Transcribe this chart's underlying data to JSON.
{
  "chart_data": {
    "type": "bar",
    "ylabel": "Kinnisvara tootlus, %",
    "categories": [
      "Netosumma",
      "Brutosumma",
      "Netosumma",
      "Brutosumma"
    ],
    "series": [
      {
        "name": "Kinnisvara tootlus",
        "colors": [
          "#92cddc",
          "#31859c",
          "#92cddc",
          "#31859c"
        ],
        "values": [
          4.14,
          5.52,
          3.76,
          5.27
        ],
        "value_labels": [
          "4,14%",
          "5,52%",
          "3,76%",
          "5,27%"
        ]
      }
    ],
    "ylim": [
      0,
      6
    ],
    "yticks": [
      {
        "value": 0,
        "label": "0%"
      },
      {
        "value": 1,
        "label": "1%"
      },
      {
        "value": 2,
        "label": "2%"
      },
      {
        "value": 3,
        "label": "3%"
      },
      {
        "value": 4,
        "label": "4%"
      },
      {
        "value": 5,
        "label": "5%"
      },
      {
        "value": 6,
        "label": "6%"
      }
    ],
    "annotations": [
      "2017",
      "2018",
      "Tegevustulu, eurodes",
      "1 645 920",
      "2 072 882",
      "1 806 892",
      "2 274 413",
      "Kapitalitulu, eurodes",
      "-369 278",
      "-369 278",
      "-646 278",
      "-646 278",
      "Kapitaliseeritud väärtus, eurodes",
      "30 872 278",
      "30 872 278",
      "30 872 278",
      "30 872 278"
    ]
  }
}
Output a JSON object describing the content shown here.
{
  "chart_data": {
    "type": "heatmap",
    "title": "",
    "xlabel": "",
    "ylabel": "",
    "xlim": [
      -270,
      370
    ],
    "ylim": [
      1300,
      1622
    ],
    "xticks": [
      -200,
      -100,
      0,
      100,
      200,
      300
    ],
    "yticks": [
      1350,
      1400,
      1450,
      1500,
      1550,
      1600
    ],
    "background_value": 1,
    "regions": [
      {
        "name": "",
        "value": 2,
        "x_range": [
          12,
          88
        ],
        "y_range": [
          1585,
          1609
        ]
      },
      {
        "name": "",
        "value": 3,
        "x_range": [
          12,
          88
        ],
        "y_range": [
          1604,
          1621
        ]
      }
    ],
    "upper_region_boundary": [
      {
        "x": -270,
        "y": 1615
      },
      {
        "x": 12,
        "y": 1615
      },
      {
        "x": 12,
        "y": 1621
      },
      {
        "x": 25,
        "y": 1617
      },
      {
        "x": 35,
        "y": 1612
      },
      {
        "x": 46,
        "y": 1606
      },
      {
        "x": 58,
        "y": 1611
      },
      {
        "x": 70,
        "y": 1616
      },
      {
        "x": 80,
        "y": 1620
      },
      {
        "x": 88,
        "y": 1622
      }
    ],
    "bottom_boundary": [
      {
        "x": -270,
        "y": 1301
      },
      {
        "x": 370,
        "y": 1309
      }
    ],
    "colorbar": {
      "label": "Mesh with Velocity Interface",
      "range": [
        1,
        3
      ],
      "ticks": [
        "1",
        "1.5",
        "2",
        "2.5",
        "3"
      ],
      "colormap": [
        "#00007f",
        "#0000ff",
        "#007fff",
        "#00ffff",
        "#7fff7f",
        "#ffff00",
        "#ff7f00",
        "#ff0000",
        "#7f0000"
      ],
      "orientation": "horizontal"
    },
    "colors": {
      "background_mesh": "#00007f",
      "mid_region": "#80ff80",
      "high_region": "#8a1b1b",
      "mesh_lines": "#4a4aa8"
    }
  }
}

PROBLEM: Type out the material again exactly as presented.

EXERCISE SOLUTION:
Transcribe this chart's underlying data to JSON.
{
  "chart_data": {
    "type": "bar",
    "ylabel": "Kinnisvara tootlus, %",
    "categories": [
      "Netosumma",
      "Brutosumma",
      "Netosumma",
      "Brutosumma"
    ],
    "series": [
      {
        "name": "Kinnisvara tootlus",
        "colors": [
          "#92cddc",
          "#31859c",
          "#92cddc",
          "#31859c"
        ],
        "values": [
          4.14,
          5.52,
          3.76,
          5.27
        ],
        "value_labels": [
          "4,14%",
          "5,52%",
          "3,76%",
          "5,27%"
        ]
      }
    ],
    "ylim": [
      0,
      6
    ],
    "yticks": [
      {
        "value": 0,
        "label": "0%"
      },
      {
        "value": 1,
        "label": "1%"
      },
      {
        "value": 2,
        "label": "2%"
      },
      {
        "value": 3,
        "label": "3%"
      },
      {
        "value": 4,
        "label": "4%"
      },
      {
        "value": 5,
        "label": "5%"
      },
      {
        "value": 6,
        "label": "6%"
      }
    ],
    "annotations": [
      "2017",
      "2018",
      "Tegevustulu, eurodes",
      "1 645 920",
      "2 072 882",
      "1 806 892",
      "2 274 413",
      "Kapitalitulu, eurodes",
      "-369 278",
      "-369 278",
      "-646 278",
      "-646 278",
      "Kapitaliseeritud väärtus, eurodes",
      "30 872 278",
      "30 872 278",
      "30 872 278",
      "30 872 278"
    ]
  }
}
Output a JSON object describing the content shown here.
{
  "chart_data": {
    "type": "heatmap",
    "title": "",
    "xlabel": "",
    "ylabel": "",
    "xlim": [
      -270,
      370
    ],
    "ylim": [
      1300,
      1622
    ],
    "xticks": [
      -200,
      -100,
      0,
      100,
      200,
      300
    ],
    "yticks": [
      1350,
      1400,
      1450,
      1500,
      1550,
      1600
    ],
    "background_value": 1,
    "regions": [
      {
        "name": "",
        "value": 2,
        "x_range": [
          12,
          88
        ],
        "y_range": [
          1585,
          1609
        ]
      },
      {
        "name": "",
        "value": 3,
        "x_range": [
          12,
          88
        ],
        "y_range": [
          1604,
          1621
        ]
      }
    ],
    "upper_region_boundary": [
      {
        "x": -270,
        "y": 1615
      },
      {
        "x": 12,
        "y": 1615
      },
      {
        "x": 12,
        "y": 1621
      },
      {
        "x": 25,
        "y": 1617
      },
      {
        "x": 35,
        "y": 1612
      },
      {
        "x": 46,
        "y": 1606
      },
      {
        "x": 58,
        "y": 1611
      },
      {
        "x": 70,
        "y": 1616
      },
      {
        "x": 80,
        "y": 1620
      },
      {
        "x": 88,
        "y": 1622
      }
    ],
    "bottom_boundary": [
      {
        "x": -270,
        "y": 1301
      },
      {
        "x": 370,
        "y": 1309
      }
    ],
    "colorbar": {
      "label": "Mesh with Velocity Interface",
      "range": [
        1,
        3
      ],
      "ticks": [
        "1",
        "1.5",
        "2",
        "2.5",
        "3"
      ],
      "colormap": [
        "#00007f",
        "#0000ff",
        "#007fff",
        "#00ffff",
        "#7fff7f",
        "#ffff00",
        "#ff7f00",
        "#ff0000",
        "#7f0000"
      ],
      "orientation": "horizontal"
    },
    "colors": {
      "background_mesh": "#00007f",
      "mid_region": "#80ff80",
      "high_region": "#8a1b1b",
      "mesh_lines": "#4a4aa8"
    }
  }
}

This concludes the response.